Stored data
···

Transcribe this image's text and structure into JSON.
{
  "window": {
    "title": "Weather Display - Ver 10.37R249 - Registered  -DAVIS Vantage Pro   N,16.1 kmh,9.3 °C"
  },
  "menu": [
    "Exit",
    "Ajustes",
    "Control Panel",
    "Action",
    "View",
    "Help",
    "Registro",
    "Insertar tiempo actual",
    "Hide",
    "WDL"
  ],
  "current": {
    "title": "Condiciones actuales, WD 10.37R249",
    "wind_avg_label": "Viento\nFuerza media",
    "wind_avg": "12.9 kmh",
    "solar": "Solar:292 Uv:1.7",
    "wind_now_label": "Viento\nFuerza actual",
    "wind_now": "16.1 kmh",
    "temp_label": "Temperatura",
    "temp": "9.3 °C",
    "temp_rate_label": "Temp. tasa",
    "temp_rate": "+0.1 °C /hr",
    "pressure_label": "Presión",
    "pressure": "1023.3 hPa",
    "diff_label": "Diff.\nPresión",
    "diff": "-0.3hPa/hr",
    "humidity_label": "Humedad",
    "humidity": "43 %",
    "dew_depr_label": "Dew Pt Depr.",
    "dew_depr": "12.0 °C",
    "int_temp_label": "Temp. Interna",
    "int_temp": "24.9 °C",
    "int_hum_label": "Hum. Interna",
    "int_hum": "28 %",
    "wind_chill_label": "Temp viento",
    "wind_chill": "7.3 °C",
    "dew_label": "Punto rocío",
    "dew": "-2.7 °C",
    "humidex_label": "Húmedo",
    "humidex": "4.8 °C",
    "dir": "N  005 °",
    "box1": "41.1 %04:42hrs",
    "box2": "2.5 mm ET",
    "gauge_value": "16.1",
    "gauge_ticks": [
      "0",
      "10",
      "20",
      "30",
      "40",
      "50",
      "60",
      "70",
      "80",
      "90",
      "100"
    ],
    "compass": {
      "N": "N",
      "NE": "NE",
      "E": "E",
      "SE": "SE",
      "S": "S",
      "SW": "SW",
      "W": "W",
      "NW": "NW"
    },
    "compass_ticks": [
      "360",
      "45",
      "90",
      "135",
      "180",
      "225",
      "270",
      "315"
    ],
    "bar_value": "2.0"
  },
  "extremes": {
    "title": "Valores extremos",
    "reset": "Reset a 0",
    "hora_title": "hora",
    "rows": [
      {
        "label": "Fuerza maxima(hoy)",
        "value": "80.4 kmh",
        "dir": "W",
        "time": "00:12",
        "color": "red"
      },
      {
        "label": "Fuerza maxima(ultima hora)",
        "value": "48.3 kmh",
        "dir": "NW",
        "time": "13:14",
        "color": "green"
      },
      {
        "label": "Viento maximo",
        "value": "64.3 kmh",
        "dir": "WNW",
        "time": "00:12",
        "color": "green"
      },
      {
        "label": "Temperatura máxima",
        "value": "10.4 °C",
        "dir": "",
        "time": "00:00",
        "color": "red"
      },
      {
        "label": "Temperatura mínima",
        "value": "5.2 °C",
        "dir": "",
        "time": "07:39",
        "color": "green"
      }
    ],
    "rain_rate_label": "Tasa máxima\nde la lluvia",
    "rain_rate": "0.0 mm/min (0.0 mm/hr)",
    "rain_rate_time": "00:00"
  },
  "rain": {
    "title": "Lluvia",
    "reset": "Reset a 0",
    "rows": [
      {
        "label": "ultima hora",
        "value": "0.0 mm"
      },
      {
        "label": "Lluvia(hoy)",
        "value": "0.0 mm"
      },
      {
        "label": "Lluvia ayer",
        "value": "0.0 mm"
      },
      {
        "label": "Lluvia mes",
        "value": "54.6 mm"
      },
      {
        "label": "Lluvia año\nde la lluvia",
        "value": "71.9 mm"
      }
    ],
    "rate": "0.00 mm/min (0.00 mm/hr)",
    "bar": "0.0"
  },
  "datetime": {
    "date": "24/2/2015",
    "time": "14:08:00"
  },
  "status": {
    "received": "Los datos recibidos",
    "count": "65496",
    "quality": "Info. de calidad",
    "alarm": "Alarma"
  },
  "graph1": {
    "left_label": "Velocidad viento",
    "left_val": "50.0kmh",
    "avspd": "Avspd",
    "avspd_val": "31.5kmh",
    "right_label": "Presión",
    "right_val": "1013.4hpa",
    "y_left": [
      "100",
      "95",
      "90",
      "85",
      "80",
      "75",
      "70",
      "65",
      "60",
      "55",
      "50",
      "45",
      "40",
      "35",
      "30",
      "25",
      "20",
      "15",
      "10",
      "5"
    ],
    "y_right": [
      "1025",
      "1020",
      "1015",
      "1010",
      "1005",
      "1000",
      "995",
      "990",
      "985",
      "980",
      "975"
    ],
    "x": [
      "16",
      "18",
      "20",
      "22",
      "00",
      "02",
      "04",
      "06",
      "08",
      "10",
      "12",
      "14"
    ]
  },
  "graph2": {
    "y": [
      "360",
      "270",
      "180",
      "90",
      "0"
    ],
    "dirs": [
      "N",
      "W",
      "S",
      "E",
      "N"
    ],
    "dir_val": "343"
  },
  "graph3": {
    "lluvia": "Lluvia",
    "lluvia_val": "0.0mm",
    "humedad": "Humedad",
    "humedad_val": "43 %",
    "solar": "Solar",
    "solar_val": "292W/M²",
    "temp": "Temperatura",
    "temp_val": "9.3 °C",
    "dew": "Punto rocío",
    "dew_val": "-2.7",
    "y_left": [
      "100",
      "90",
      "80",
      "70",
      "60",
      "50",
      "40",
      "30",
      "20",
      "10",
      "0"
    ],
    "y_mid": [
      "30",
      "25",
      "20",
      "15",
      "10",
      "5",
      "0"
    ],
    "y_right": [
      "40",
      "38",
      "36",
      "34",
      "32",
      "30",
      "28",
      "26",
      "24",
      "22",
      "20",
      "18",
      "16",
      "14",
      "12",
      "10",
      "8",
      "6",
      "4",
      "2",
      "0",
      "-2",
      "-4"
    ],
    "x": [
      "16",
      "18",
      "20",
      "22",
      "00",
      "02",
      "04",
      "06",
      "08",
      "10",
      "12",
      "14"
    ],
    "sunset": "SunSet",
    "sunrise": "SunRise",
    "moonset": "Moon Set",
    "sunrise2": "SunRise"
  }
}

···

Return each line of the data exactly as written above.

● Complete answer:
Transcribe this image's text and structure into JSON.
{
  "window": {
    "title": "Weather Display - Ver 10.37R249 - Registered  -DAVIS Vantage Pro   N,16.1 kmh,9.3 °C"
  },
  "menu": [
    "Exit",
    "Ajustes",
    "Control Panel",
    "Action",
    "View",
    "Help",
    "Registro",
    "Insertar tiempo actual",
    "Hide",
    "WDL"
  ],
  "current": {
    "title": "Condiciones actuales, WD 10.37R249",
    "wind_avg_label": "Viento\nFuerza media",
    "wind_avg": "12.9 kmh",
    "solar": "Solar:292 Uv:1.7",
    "wind_now_label": "Viento\nFuerza actual",
    "wind_now": "16.1 kmh",
    "temp_label": "Temperatura",
    "temp": "9.3 °C",
    "temp_rate_label": "Temp. tasa",
    "temp_rate": "+0.1 °C /hr",
    "pressure_label": "Presión",
    "pressure": "1023.3 hPa",
    "diff_label": "Diff.\nPresión",
    "diff": "-0.3hPa/hr",
    "humidity_label": "Humedad",
    "humidity": "43 %",
    "dew_depr_label": "Dew Pt Depr.",
    "dew_depr": "12.0 °C",
    "int_temp_label": "Temp. Interna",
    "int_temp": "24.9 °C",
    "int_hum_label": "Hum. Interna",
    "int_hum": "28 %",
    "wind_chill_label": "Temp viento",
    "wind_chill": "7.3 °C",
    "dew_label": "Punto rocío",
    "dew": "-2.7 °C",
    "humidex_label": "Húmedo",
    "humidex": "4.8 °C",
    "dir": "N  005 °",
    "box1": "41.1 %04:42hrs",
    "box2": "2.5 mm ET",
    "gauge_value": "16.1",
    "gauge_ticks": [
      "0",
      "10",
      "20",
      "30",
      "40",
      "50",
      "60",
      "70",
      "80",
      "90",
      "100"
    ],
    "compass": {
      "N": "N",
      "NE": "NE",
      "E": "E",
      "SE": "SE",
      "S": "S",
      "SW": "SW",
      "W": "W",
      "NW": "NW"
    },
    "compass_ticks": [
      "360",
      "45",
      "90",
      "135",
      "180",
      "225",
      "270",
      "315"
    ],
    "bar_value": "2.0"
  },
  "extremes": {
    "title": "Valores extremos",
    "reset": "Reset a 0",
    "hora_title": "hora",
    "rows": [
      {
        "label": "Fuerza maxima(hoy)",
        "value": "80.4 kmh",
        "dir": "W",
        "time": "00:12",
        "color": "red"
      },
      {
        "label": "Fuerza maxima(ultima hora)",
        "value": "48.3 kmh",
        "dir": "NW",
        "time": "13:14",
        "color": "green"
      },
      {
        "label": "Viento maximo",
        "value": "64.3 kmh",
        "dir": "WNW",
        "time": "00:12",
        "color": "green"
      },
      {
        "label": "Temperatura máxima",
        "value": "10.4 °C",
        "dir": "",
        "time": "00:00",
        "color": "red"
      },
      {
        "label": "Temperatura mínima",
        "value": "5.2 °C",
        "dir": "",
        "time": "07:39",
        "color": "green"
      }
    ],
    "rain_rate_label": "Tasa máxima\nde la lluvia",
    "rain_rate": "0.0 mm/min (0.0 mm/hr)",
    "rain_rate_time": "00:00"
  },
  "rain": {
    "title": "Lluvia",
    "reset": "Reset a 0",
    "rows": [
      {
        "label": "ultima hora",
        "value": "0.0 mm"
      },
      {
        "label": "Lluvia(hoy)",
        "value": "0.0 mm"
      },
      {
        "label": "Lluvia ayer",
        "value": "0.0 mm"
      },
      {
        "label": "Lluvia mes",
        "value": "54.6 mm"
      },
      {
        "label": "Lluvia año\nde la lluvia",
        "value": "71.9 mm"
      }
    ],
    "rate": "0.00 mm/min (0.00 mm/hr)",
    "bar": "0.0"
  },
  "datetime": {
    "date": "24/2/2015",
    "time": "14:08:00"
  },
  "status": {
    "received": "Los datos recibidos",
    "count": "65496",
    "quality": "Info. de calidad",
    "alarm": "Alarma"
  },
  "graph1": {
    "left_label": "Velocidad viento",
    "left_val": "50.0kmh",
    "avspd": "Avspd",
    "avspd_val": "31.5kmh",
    "right_label": "Presión",
    "right_val": "1013.4hpa",
    "y_left": [
      "100",
      "95",
      "90",
      "85",
      "80",
      "75",
      "70",
      "65",
      "60",
      "55",
      "50",
      "45",
      "40",
      "35",
      "30",
      "25",
      "20",
      "15",
      "10",
      "5"
    ],
    "y_right": [
      "1025",
      "1020",
      "1015",
      "1010",
      "1005",
      "1000",
      "995",
      "990",
      "985",
      "980",
      "975"
    ],
    "x": [
      "16",
      "18",
      "20",
      "22",
      "00",
      "02",
      "04",
      "06",
      "08",
      "10",
      "12",
      "14"
    ]
  },
  "graph2": {
    "y": [
      "360",
      "270",
      "180",
      "90",
      "0"
    ],
    "dirs": [
      "N",
      "W",
      "S",
      "E",
      "N"
    ],
    "dir_val": "343"
  },
  "graph3": {
    "lluvia": "Lluvia",
    "lluvia_val": "0.0mm",
    "humedad": "Humedad",
    "humedad_val": "43 %",
    "solar": "Solar",
    "solar_val": "292W/M²",
    "temp": "Temperatura",
    "temp_val": "9.3 °C",
    "dew": "Punto rocío",
    "dew_val": "-2.7",
    "y_left": [
      "100",
      "90",
      "80",
      "70",
      "60",
      "50",
      "40",
      "30",
      "20",
      "10",
      "0"
    ],
    "y_mid": [
      "30",
      "25",
      "20",
      "15",
      "10",
      "5",
      "0"
    ],
    "y_right": [
      "40",
      "38",
      "36",
      "34",
      "32",
      "30",
      "28",
      "26",
      "24",
      "22",
      "20",
      "18",
      "16",
      "14",
      "12",
      "10",
      "8",
      "6",
      "4",
      "2",
      "0",
      "-2",
      "-4"
    ],
    "x": [
      "16",
      "18",
      "20",
      "22",
      "00",
      "02",
      "04",
      "06",
      "08",
      "10",
      "12",
      "14"
    ],
    "sunset": "SunSet",
    "sunrise": "SunRise",
    "moonset": "Moon Set",
    "sunrise2": "SunRise"
  }
}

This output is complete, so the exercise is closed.